* PASSAGE GIVEN
## BEGIN
Atlantic Richfield Company v. Usa Petroleum Company

Decision Date14 May 1990
Docket NumberNo. 88-1668,88-1668
Citation495 U.S. 328,110 S.Ct. 1884,109 L.Ed.2d 333
PartiesATLANTIC RICHFIELD COMPANY, Petitioner v. USA PETROLEUM COMPANY
CourtU.S. Supreme Court
Syllabus

Petitioner Atlantic Richfield Company (ARCO), an integrated oil company, increased its retail gasoline sales and market share by encouraging its dealers to match the prices of independents such as respondent USA Petroleum Company, which competes directly with the dealers at the retail level. When USA's sales dropped, it sued ARCO in the District Court, charging, inter alia, that the vertical, maximum-price-fixing scheme constituted a conspiracy in restraint of trade in violation of § 1 of the Sherman Act. The court granted summary judgment to ARCO, holding that USA could not satisfy the "antitrust injury" requirement for purposes of a private damages suit under § 4 of the Clayton Act because it was unable to show that ARCO's prices were predatory. The Court of Appeals reversed, holding that injuries resulting from vertical, nonpredatory, maximum-price-fixing agreements could constitute "antitrust injury." Reasoning that any form of price fixing contravenes Congress' intent that market forces alone determine what goods and services are offered, their prices, and whether particular sellers succeed or fail, the court concluded that USA had shown that its losses resulted from a disruption in the market caused by ARCO's price fixing.

Held:

1. Actionable "antitrust injury" is an injury of the type the antitrust laws were intended to prevent and that flows from that which makes defendants' acts unlawful. Injury, although causally related to an antitrust violation, will not qualify unless it is attributable to an anticompetitive aspect of the practice under scrutiny, since it is inimical to the antitrust laws to award damages for losses stemming from continued competition. Cargill, Inc. v. Monfort of Colorado, Inc., 479 U.S. 104, 109-110, 107 S.Ct. 484, 488-489, 93 L.Ed.2d 427. P. 334.

2. A vertical, maximum-price-fixing conspiracy in violation of § 1 of the Sherman Act must result in predatory pricing to cause a competitor antitrust injury. Pp. 335-341.

(a) As a competitor, USA has not suffered "antitrust injury," since its losses do not flow from the harmful effects on dealers and consumers that rendered vertical, maximum price fixing per se illegal in Albrecht v. Herald Co., 390 U.S. 145, 88 S.Ct. 869, 19 L.Ed.2d 998. USA was benefited rather than harmed if ARCO's pricing policies restricted ARCO's sales to a few large dealers or prevented its dealers from offering services desired by consumers. Even if the maximum price agreement acquired all of the attributes of a minimum-price-fixing scheme, USA still would not have suffered antitrust injury, because higher ARCO prices would have worked to USA's advantage. Pp. 335-337.
## END
* DATA SHOWN
## BEGIN
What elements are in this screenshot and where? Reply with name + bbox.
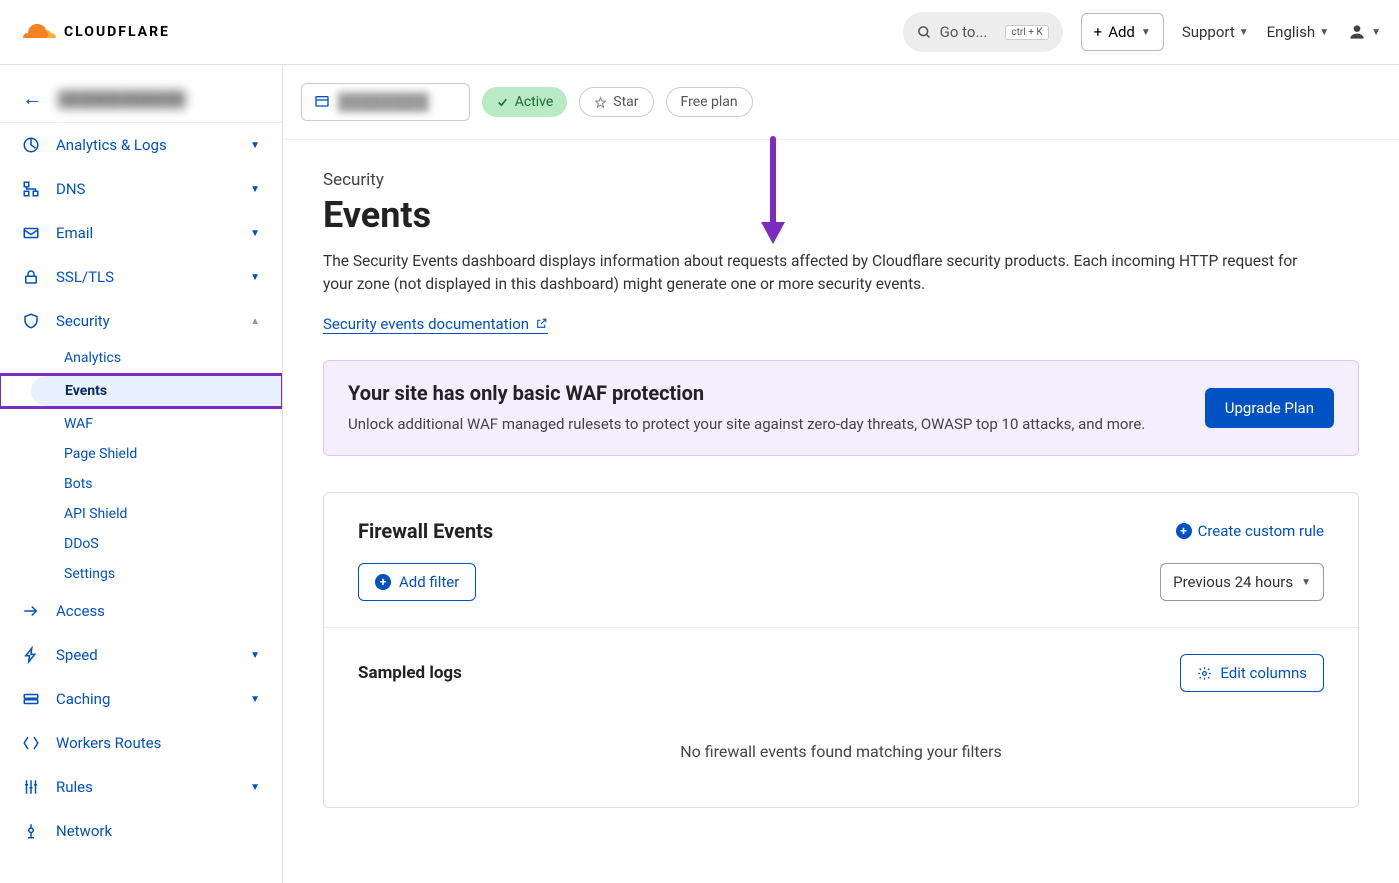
## END
* EXERCISE INSTRUCTIONS
1. In the case summary, transcribe everything from "2. A vertical, maximum-price-fixing" down to "injury. Pp. 335-341.".
2. According to the case summary, which earlier case made vertical, maximum price fixing per se illegal?
3. Write the next part of the case summary, picking up after its final sentence.
The data has nothing to do with what you're asked to do here.

* EXPECTED RESULTS
1.
2. A vertical, maximum-price-fixing conspiracy in violation of § 1 of the Sherman Act must result in predatory pricing to cause a competitor antitrust injury. Pp. 335-341.

2. Albrecht v. Herald Co.

3.
(b) USA's argument that, even if it was not harmed by any of the Albrecht anticompetitive effects, its lost business caused by ARCO's agreement lowering prices to above predatory levels constitutes antitrust injury is rejected, since cutting prices to increase business is often the essence of competition. P. 337-338.

(c) It is not inappropriate to require a showing of predatory pricing before antitrust injury can be established in a case under § 1 of the Sherman Act. Although under § 1 the price agreement itself is illegal, all losses flowing from the agreement are not by definition antitrust injuries. Low prices benefit consumers regardless of how they are set. So long as they are above predatory levels, they do not threaten competition and, hence, cannot give rise to antitrust injury. Pp. 338-341.

3. A loss flowing from a per se violation of § 1 does not automatically satisfy the antitrust injury requirement, which is a distinct matter that must be shown independently. The purpose of per se analysis is to determine whether a particular restraint is unreasonable. Actions per se unlawful may nonetheless have some procompetitive effects, and private parties might suffer losses therefrom. The antitrust injury requirement, however, ensures that a plaintiff can recover only if the loss stems from a competition-reducing aspect or effect of the defendant's behavior. Pp. 341-345.

4. Providing competitors with a private cause of action to enforce the rule against vertical, maximum price fixing would not protect the rights of dealers and consumers—the class of persons whose self-interest would normally motivate them to vindicate Albrecht § anticompetitive consequences—under the antitrust laws. USA's injury is not inextricably intertwined with a dealer's antitrust injury, since a competitor has no incentive to vindicate the legitimate interests of a rival's dealer and will be injured and motivated to sue only when the arrangement has a procompetitive impact on the market. Pp. 345-346.

859 F.2d 687 (CA9 1988), reversed and remanded.

BRENNAN, J., delivered the opinion of the Court, in which REHNQUIST, C.J., and MARSHALL, BLACKMUN, O'CONNOR, SCALIA, and KENNEDY, JJ., joined. STEVENS, J., filed a dissenting opinion, in which WHITE, J., joined, post, p. 346.

Ronald C. Redcay, Los Angeles, Cal., for petitioner.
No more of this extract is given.